— Start Records supplied —

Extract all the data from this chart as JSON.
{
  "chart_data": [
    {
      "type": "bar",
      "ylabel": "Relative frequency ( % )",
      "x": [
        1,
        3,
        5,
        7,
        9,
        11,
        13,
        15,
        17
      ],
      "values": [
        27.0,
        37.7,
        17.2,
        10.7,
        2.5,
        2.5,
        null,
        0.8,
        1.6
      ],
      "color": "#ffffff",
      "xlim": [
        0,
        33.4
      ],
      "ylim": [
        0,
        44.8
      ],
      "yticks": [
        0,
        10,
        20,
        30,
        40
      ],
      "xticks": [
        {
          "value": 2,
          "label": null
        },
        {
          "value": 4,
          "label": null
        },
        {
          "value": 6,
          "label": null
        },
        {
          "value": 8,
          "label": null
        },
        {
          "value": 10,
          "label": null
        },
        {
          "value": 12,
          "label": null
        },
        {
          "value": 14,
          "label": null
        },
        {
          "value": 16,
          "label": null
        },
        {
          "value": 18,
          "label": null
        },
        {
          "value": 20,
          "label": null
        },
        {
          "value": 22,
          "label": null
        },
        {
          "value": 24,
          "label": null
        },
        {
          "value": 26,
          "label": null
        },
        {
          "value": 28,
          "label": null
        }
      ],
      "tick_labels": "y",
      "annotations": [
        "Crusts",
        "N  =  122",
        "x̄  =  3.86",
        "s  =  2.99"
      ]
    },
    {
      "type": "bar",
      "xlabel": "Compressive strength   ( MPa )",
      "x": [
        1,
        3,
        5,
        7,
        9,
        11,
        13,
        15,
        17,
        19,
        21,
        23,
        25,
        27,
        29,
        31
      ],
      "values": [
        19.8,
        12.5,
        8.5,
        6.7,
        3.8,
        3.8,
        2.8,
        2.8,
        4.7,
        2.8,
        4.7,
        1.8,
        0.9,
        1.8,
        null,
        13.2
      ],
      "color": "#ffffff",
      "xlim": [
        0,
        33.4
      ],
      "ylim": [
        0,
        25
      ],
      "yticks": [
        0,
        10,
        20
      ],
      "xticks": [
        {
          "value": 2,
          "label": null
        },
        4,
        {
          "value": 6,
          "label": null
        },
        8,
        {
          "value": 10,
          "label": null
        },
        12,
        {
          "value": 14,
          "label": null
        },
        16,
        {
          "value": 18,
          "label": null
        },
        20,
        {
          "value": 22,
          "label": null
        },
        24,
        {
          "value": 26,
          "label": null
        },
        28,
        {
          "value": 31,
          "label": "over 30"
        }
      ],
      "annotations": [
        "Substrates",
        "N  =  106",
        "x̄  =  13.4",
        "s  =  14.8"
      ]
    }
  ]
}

— End Records supplied —

▶ Your instructions: Extract the full listing and reproduce each line exactly.

▶ Solution to this exercise:
Extract all the data from this chart as JSON.
{
  "chart_data": [
    {
      "type": "bar",
      "ylabel": "Relative frequency ( % )",
      "x": [
        1,
        3,
        5,
        7,
        9,
        11,
        13,
        15,
        17
      ],
      "values": [
        27.0,
        37.7,
        17.2,
        10.7,
        2.5,
        2.5,
        null,
        0.8,
        1.6
      ],
      "color": "#ffffff",
      "xlim": [
        0,
        33.4
      ],
      "ylim": [
        0,
        44.8
      ],
      "yticks": [
        0,
        10,
        20,
        30,
        40
      ],
      "xticks": [
        {
          "value": 2,
          "label": null
        },
        {
          "value": 4,
          "label": null
        },
        {
          "value": 6,
          "label": null
        },
        {
          "value": 8,
          "label": null
        },
        {
          "value": 10,
          "label": null
        },
        {
          "value": 12,
          "label": null
        },
        {
          "value": 14,
          "label": null
        },
        {
          "value": 16,
          "label": null
        },
        {
          "value": 18,
          "label": null
        },
        {
          "value": 20,
          "label": null
        },
        {
          "value": 22,
          "label": null
        },
        {
          "value": 24,
          "label": null
        },
        {
          "value": 26,
          "label": null
        },
        {
          "value": 28,
          "label": null
        }
      ],
      "tick_labels": "y",
      "annotations": [
        "Crusts",
        "N  =  122",
        "x̄  =  3.86",
        "s  =  2.99"
      ]
    },
    {
      "type": "bar",
      "xlabel": "Compressive strength   ( MPa )",
      "x": [
        1,
        3,
        5,
        7,
        9,
        11,
        13,
        15,
        17,
        19,
        21,
        23,
        25,
        27,
        29,
        31
      ],
      "values": [
        19.8,
        12.5,
        8.5,
        6.7,
        3.8,
        3.8,
        2.8,
        2.8,
        4.7,
        2.8,
        4.7,
        1.8,
        0.9,
        1.8,
        null,
        13.2
      ],
      "color": "#ffffff",
      "xlim": [
        0,
        33.4
      ],
      "ylim": [
        0,
        25
      ],
      "yticks": [
        0,
        10,
        20
      ],
      "xticks": [
        {
          "value": 2,
          "label": null
        },
        4,
        {
          "value": 6,
          "label": null
        },
        8,
        {
          "value": 10,
          "label": null
        },
        12,
        {
          "value": 14,
          "label": null
        },
        16,
        {
          "value": 18,
          "label": null
        },
        20,
        {
          "value": 22,
          "label": null
        },
        24,
        {
          "value": 26,
          "label": null
        },
        28,
        {
          "value": 31,
          "label": "over 30"
        }
      ],
      "annotations": [
        "Substrates",
        "N  =  106",
        "x̄  =  13.4",
        "s  =  14.8"
      ]
    }
  ]
}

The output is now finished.